- What needs to be done
Scan the listing that follows and report how many lines contain "handle". Write the number alone.

START Records provided

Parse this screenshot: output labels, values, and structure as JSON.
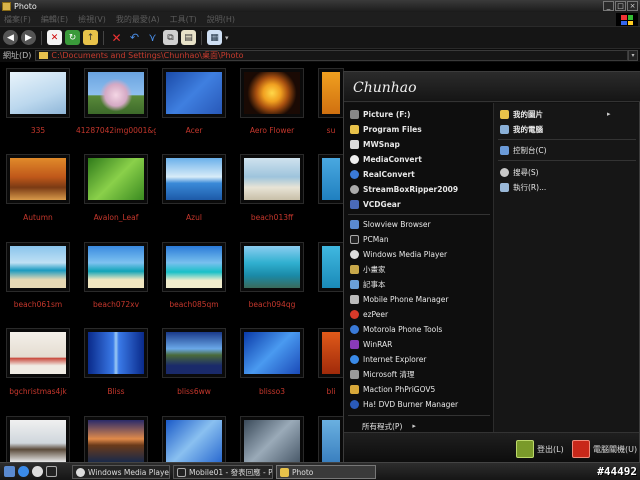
{
  "window": {
    "title": "Photo"
  },
  "menu": {
    "items": [
      "檔案(F)",
      "編輯(E)",
      "檢視(V)",
      "我的最愛(A)",
      "工具(T)",
      "說明(H)"
    ]
  },
  "address": {
    "label": "網址(D)",
    "path": "C:\\Documents and Settings\\Chunhao\\桌面\\Photo"
  },
  "files": [
    {
      "name": "335"
    },
    {
      "name": "41287042img0001&g"
    },
    {
      "name": "Acer"
    },
    {
      "name": "Aero Flower"
    },
    {
      "name": "su"
    },
    {
      "name": "Autumn"
    },
    {
      "name": "Avalon_Leaf"
    },
    {
      "name": "Azul"
    },
    {
      "name": "beach013ff"
    },
    {
      "name": ""
    },
    {
      "name": "beach061sm"
    },
    {
      "name": "beach072xv"
    },
    {
      "name": "beach085qm"
    },
    {
      "name": "beach094qg"
    },
    {
      "name": ""
    },
    {
      "name": "bgchristmas4jk"
    },
    {
      "name": "Bliss"
    },
    {
      "name": "bliss6ww"
    },
    {
      "name": "blisso3"
    },
    {
      "name": "bli"
    },
    {
      "name": ""
    },
    {
      "name": ""
    },
    {
      "name": ""
    },
    {
      "name": ""
    },
    {
      "name": ""
    }
  ],
  "start_menu": {
    "user": "Chunhao",
    "left_top": [
      {
        "label": "Picture (F:)",
        "icon": "drive-icon"
      },
      {
        "label": "Program Files",
        "icon": "folder-icon"
      },
      {
        "label": "MWSnap",
        "icon": "mwsnap-icon"
      },
      {
        "label": "MediaConvert",
        "icon": "mediaconvert-icon"
      },
      {
        "label": "RealConvert",
        "icon": "realconvert-icon"
      },
      {
        "label": "StreamBoxRipper2009",
        "icon": "streambox-icon"
      },
      {
        "label": "VCDGear",
        "icon": "vcdgear-icon"
      }
    ],
    "left_bottom": [
      {
        "label": "Slowview Browser",
        "icon": "slowview-icon"
      },
      {
        "label": "PCMan",
        "icon": "pcman-icon"
      },
      {
        "label": "Windows Media Player",
        "icon": "wmp-icon"
      },
      {
        "label": "小畫家",
        "icon": "paint-icon"
      },
      {
        "label": "記事本",
        "icon": "notepad-icon"
      },
      {
        "label": "Mobile Phone Manager",
        "icon": "phone-manager-icon"
      },
      {
        "label": "ezPeer",
        "icon": "ezpeer-icon"
      },
      {
        "label": "Motorola Phone Tools",
        "icon": "motorola-icon"
      },
      {
        "label": "WinRAR",
        "icon": "winrar-icon"
      },
      {
        "label": "Internet Explorer",
        "icon": "ie-icon"
      },
      {
        "label": "Microsoft 清理",
        "icon": "cleaner-icon"
      },
      {
        "label": "Maction PhPriGOV5",
        "icon": "maction-icon"
      },
      {
        "label": "Ha! DVD Burner Manager",
        "icon": "dvd-icon"
      }
    ],
    "all_programs": "所有程式(P)",
    "right": [
      {
        "label": "我的圖片",
        "icon": "pictures-icon",
        "arrow": "▸"
      },
      {
        "label": "我的電腦",
        "icon": "computer-icon"
      },
      {
        "label": "控制台(C)",
        "icon": "control-panel-icon"
      },
      {
        "label": "搜尋(S)",
        "icon": "search-icon"
      },
      {
        "label": "執行(R)...",
        "icon": "run-icon"
      }
    ],
    "logoff": "登出(L)",
    "shutdown": "電腦關機(U)"
  },
  "taskbar": {
    "tasks": [
      {
        "label": "Windows Media Player"
      },
      {
        "label": "Mobile01 - 發表回應 - P..."
      },
      {
        "label": "Photo"
      }
    ],
    "watermark": "#44492"
  }
}
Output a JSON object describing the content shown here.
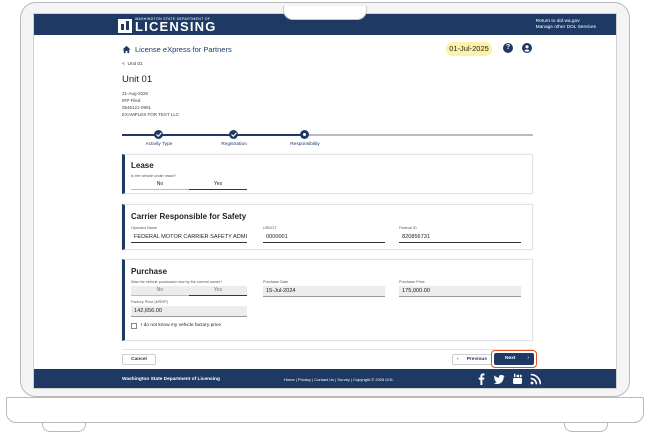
{
  "header": {
    "logo_small": "WASHINGTON STATE DEPARTMENT OF",
    "logo_big": "LICENSING",
    "link_return": "Return to dol.wa.gov",
    "link_manage": "Manage other DOL Services"
  },
  "nav": {
    "app_title": "License eXpress for Partners",
    "date": "01-Jul-2025",
    "help": "?"
  },
  "unit": {
    "back_label": "Unit 01",
    "title": "Unit 01",
    "date": "21-Aug-2026",
    "status": "IRP Filed",
    "account": "0546121-0901",
    "company": "EXAMPLES FOR TEST LLC"
  },
  "stepper": {
    "steps": [
      {
        "label": "Activity Type",
        "state": "complete"
      },
      {
        "label": "Registration",
        "state": "complete"
      },
      {
        "label": "Responsibility",
        "state": "current"
      }
    ]
  },
  "lease": {
    "title": "Lease",
    "question": "Is the vehicle under lease?",
    "options": [
      "No",
      "Yes"
    ],
    "selected": "Yes"
  },
  "carrier": {
    "title": "Carrier Responsible for Safety",
    "operator_label": "Operator Name",
    "operator_value": "FEDERAL MOTOR CARRIER SAFETY ADMINISTRAT",
    "usdot_label": "USDOT",
    "usdot_value": "0000001",
    "federal_label": "Federal ID",
    "federal_value": "820856731"
  },
  "purchase": {
    "title": "Purchase",
    "question": "Was the vehicle purchased new by the current owner?",
    "options": [
      "No",
      "Yes"
    ],
    "selected": "Yes",
    "purchase_date_label": "Purchase Date",
    "purchase_date_value": "15-Jul-2024",
    "purchase_price_label": "Purchase Price",
    "purchase_price_value": "175,000.00",
    "msrp_label": "Factory Price (MSRP)",
    "msrp_value": "142,656.00",
    "checkbox_label": "I do not know my vehicle factory price"
  },
  "actions": {
    "cancel": "Cancel",
    "previous": "Previous",
    "next": "Next"
  },
  "footer": {
    "brand": "Washington State Department of Licensing",
    "links": "Home | Privacy | Contact Us | Survey | Copyright © 2025 DOL"
  },
  "colors": {
    "navy": "#1e3a64",
    "date_pill": "#fbf1a8",
    "highlight": "#e0531f"
  },
  "icons": [
    "home-icon",
    "help-icon",
    "user-icon",
    "chevron-left-icon",
    "check-icon",
    "chevron-right-icon",
    "facebook-icon",
    "twitter-icon",
    "youtube-icon",
    "rss-icon"
  ]
}
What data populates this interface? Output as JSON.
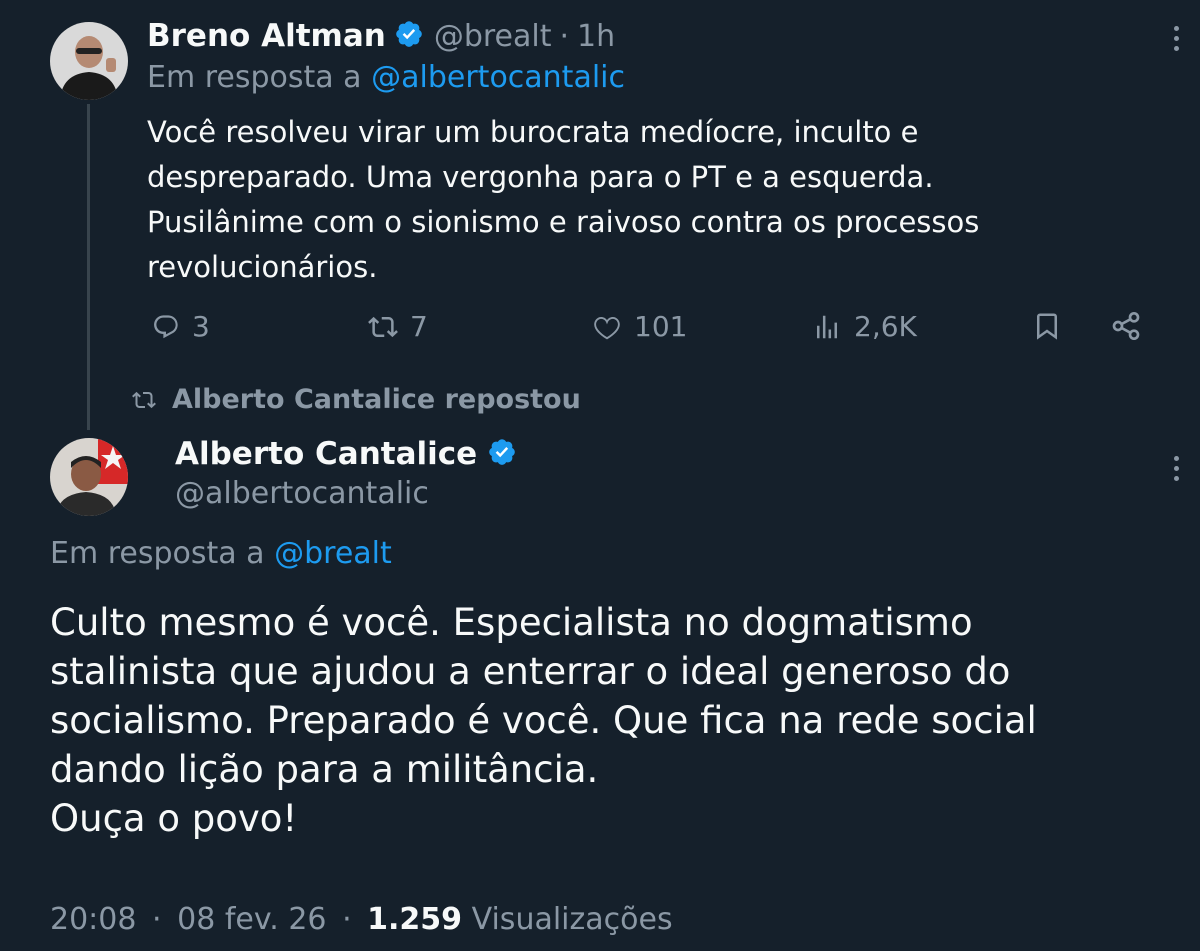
{
  "reply_tweet": {
    "author_name": "Breno Altman",
    "handle": "@brealt",
    "separator": "·",
    "time": "1h",
    "reply_prefix": "Em resposta a",
    "reply_to": "@albertocantalic",
    "text_lines": [
      "Você resolveu virar um burocrata medíocre, inculto e",
      "despreparado. Uma vergonha para o PT e a esquerda.",
      "Pusilânime com o sionismo e raivoso contra os processos",
      "revolucionários."
    ],
    "actions": {
      "replies": "3",
      "reposts": "7",
      "likes": "101",
      "views": "2,6K"
    }
  },
  "repost_notice": "Alberto Cantalice repostou",
  "main_tweet": {
    "author_name": "Alberto Cantalice",
    "handle": "@albertocantalic",
    "reply_prefix": "Em resposta a",
    "reply_to": "@brealt",
    "text_lines": [
      "Culto mesmo é você. Especialista no dogmatismo",
      "stalinista que ajudou a enterrar o ideal generoso do",
      "socialismo. Preparado é você. Que fica na rede social",
      "dando lição para a militância.",
      "Ouça o povo!"
    ],
    "time": "20:08",
    "date": "08 fev. 26",
    "view_count": "1.259",
    "view_label": "Visualizações"
  },
  "colors": {
    "background": "#15202b",
    "text": "#f7f9f9",
    "muted": "#8b98a5",
    "accent": "#1d9bf0",
    "thread_line": "#38444d"
  },
  "icons": [
    "verified-badge-icon",
    "reply-icon",
    "repost-icon",
    "like-icon",
    "views-icon",
    "bookmark-icon",
    "share-icon",
    "more-icon"
  ]
}
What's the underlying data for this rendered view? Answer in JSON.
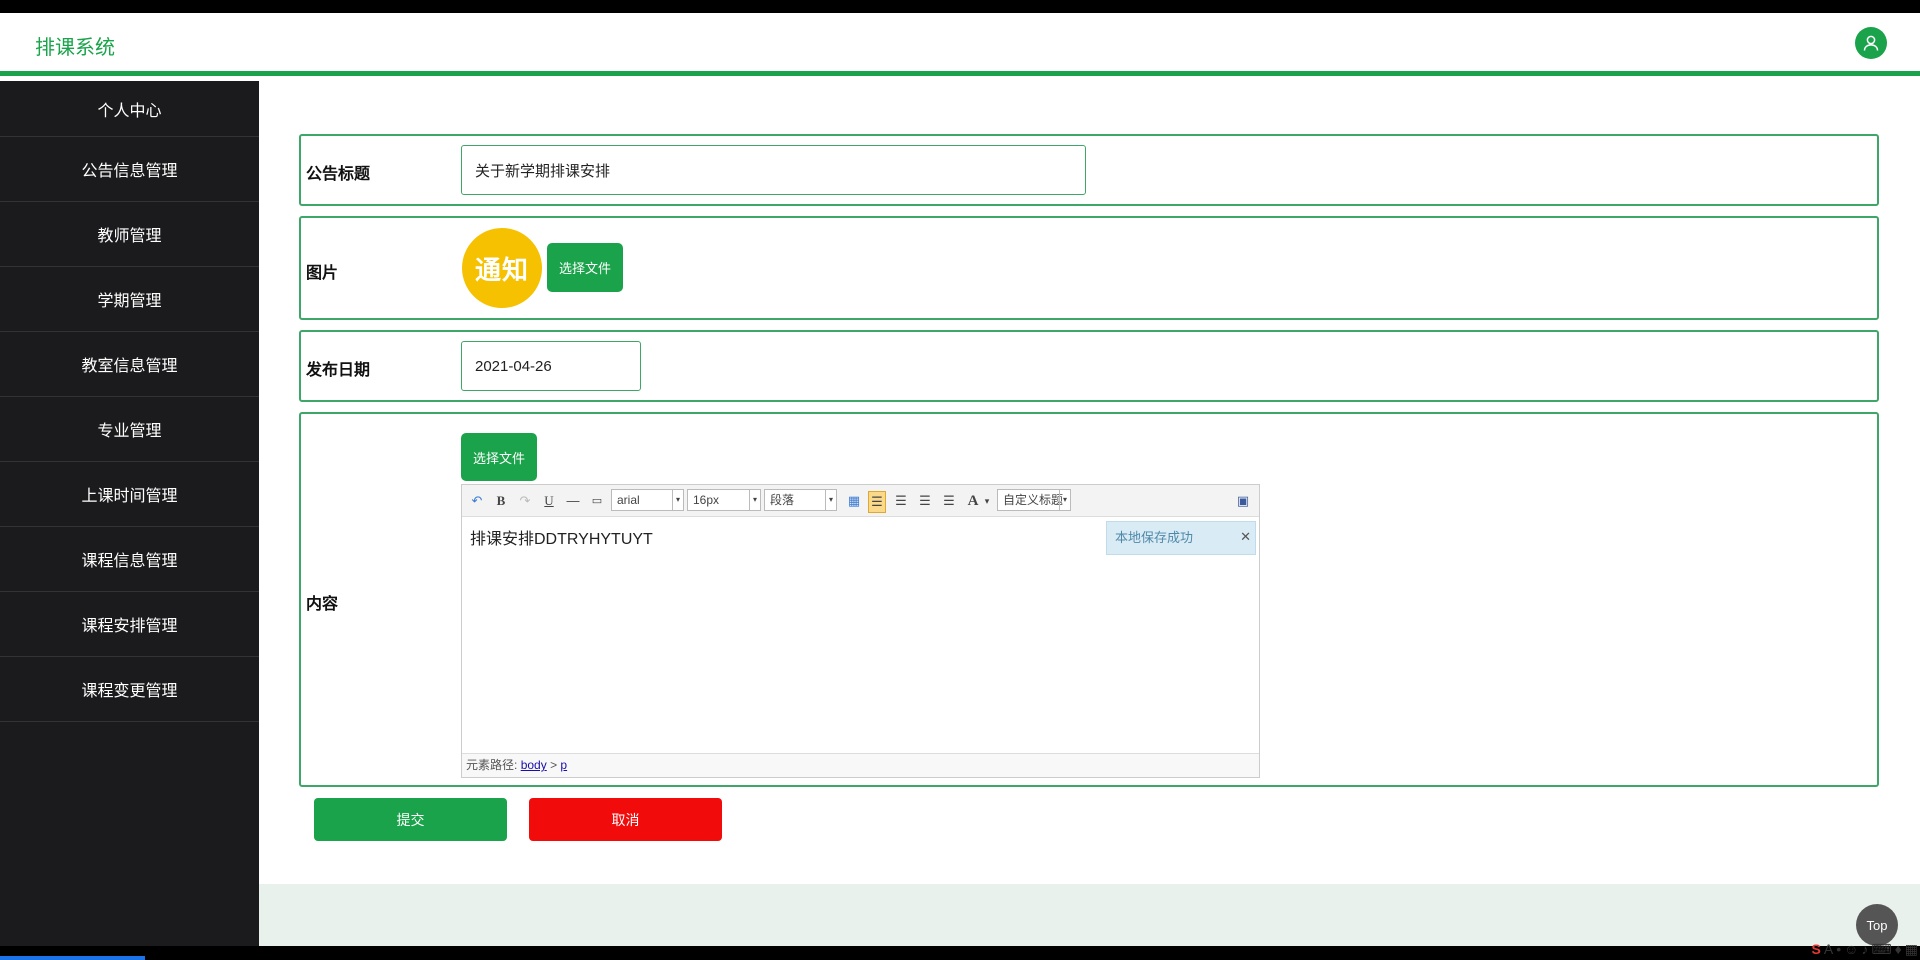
{
  "app": {
    "title": "排课系统"
  },
  "sidebar": {
    "items": [
      {
        "label": "个人中心"
      },
      {
        "label": "公告信息管理"
      },
      {
        "label": "教师管理"
      },
      {
        "label": "学期管理"
      },
      {
        "label": "教室信息管理"
      },
      {
        "label": "专业管理"
      },
      {
        "label": "上课时间管理"
      },
      {
        "label": "课程信息管理"
      },
      {
        "label": "课程安排管理"
      },
      {
        "label": "课程变更管理"
      }
    ]
  },
  "form": {
    "title_label": "公告标题",
    "title_value": "关于新学期排课安排",
    "image_label": "图片",
    "image_text": "通知",
    "choose_file": "选择文件",
    "date_label": "发布日期",
    "date_value": "2021-04-26",
    "content_label": "内容",
    "content_choose_file": "选择文件",
    "submit": "提交",
    "cancel": "取消"
  },
  "editor": {
    "font_family": "arial",
    "font_size": "16px",
    "paragraph": "段落",
    "custom_title": "自定义标题",
    "content_text": "排课安排DDTRYHYTUYT",
    "saved_tip": "本地保存成功",
    "path_label": "元素路径:",
    "path_body": "body",
    "path_sep": ">",
    "path_p": "p"
  },
  "top_button": "Top",
  "colors": {
    "accent": "#1aa34a",
    "cancel": "#f20b0b",
    "sidebar": "#1b1b1d"
  }
}
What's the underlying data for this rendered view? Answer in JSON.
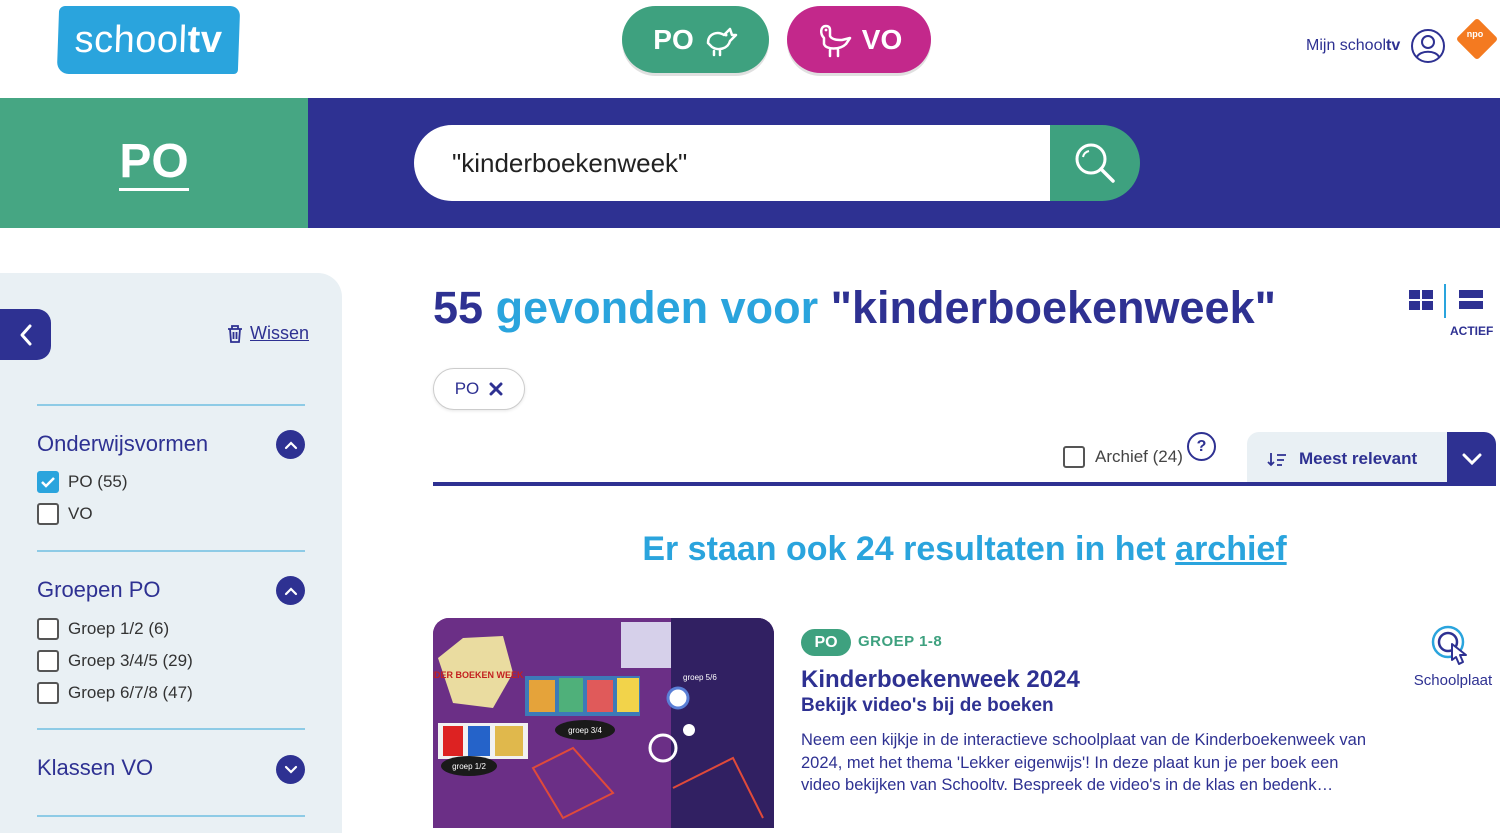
{
  "header": {
    "logo_prefix": "school",
    "logo_suffix": "tv",
    "levels": [
      {
        "label": "PO"
      },
      {
        "label": "VO"
      }
    ],
    "account_prefix": "Mijn school",
    "account_suffix": "tv",
    "npo_label": "npo"
  },
  "band": {
    "level_title": "PO",
    "search_value": "\"kinderboekenweek\""
  },
  "sidebar": {
    "clear_label": "Wissen",
    "groups": [
      {
        "title": "Onderwijsvormen",
        "options": [
          {
            "label": "PO (55)",
            "checked": true
          },
          {
            "label": "VO",
            "checked": false
          }
        ]
      },
      {
        "title": "Groepen PO",
        "options": [
          {
            "label": "Groep 1/2 (6)",
            "checked": false
          },
          {
            "label": "Groep 3/4/5 (29)",
            "checked": false
          },
          {
            "label": "Groep 6/7/8 (47)",
            "checked": false
          }
        ]
      },
      {
        "title": "Klassen VO",
        "options": []
      }
    ]
  },
  "results": {
    "count": "55",
    "found_text": " gevonden voor ",
    "query": "\"kinderboekenweek\"",
    "view_active_label": "ACTIEF",
    "active_filter": "PO",
    "archive_checkbox_label": "Archief (24)",
    "help_label": "?",
    "sort_label": "Meest relevant",
    "archive_note_prefix": "Er staan ook 24 resultaten in het ",
    "archive_note_link": "archief"
  },
  "card": {
    "badge": "PO",
    "groep": "GROEP 1-8",
    "title": "Kinderboekenweek 2024",
    "subtitle": "Bekijk video's bij de boeken",
    "description": "Neem een kijkje in de interactieve schoolplaat van de Kinderboekenweek van 2024, met het thema 'Lekker eigenwijs'! In deze plaat kun je per boek een video bekijken van Schooltv. Bespreek de video's in de klas en bedenk…",
    "type_label": "Schoolplaat",
    "thumb_labels": [
      "KINDER BOEKEN WEEK",
      "groep 1/2",
      "groep 3/4",
      "groep 5/6"
    ]
  },
  "colors": {
    "navy": "#2e3192",
    "green": "#3ea17f",
    "magenta": "#c3288b",
    "sky": "#2aa4dd",
    "panel": "#e9f0f4"
  }
}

END Records provided

- Answer to this exercise
2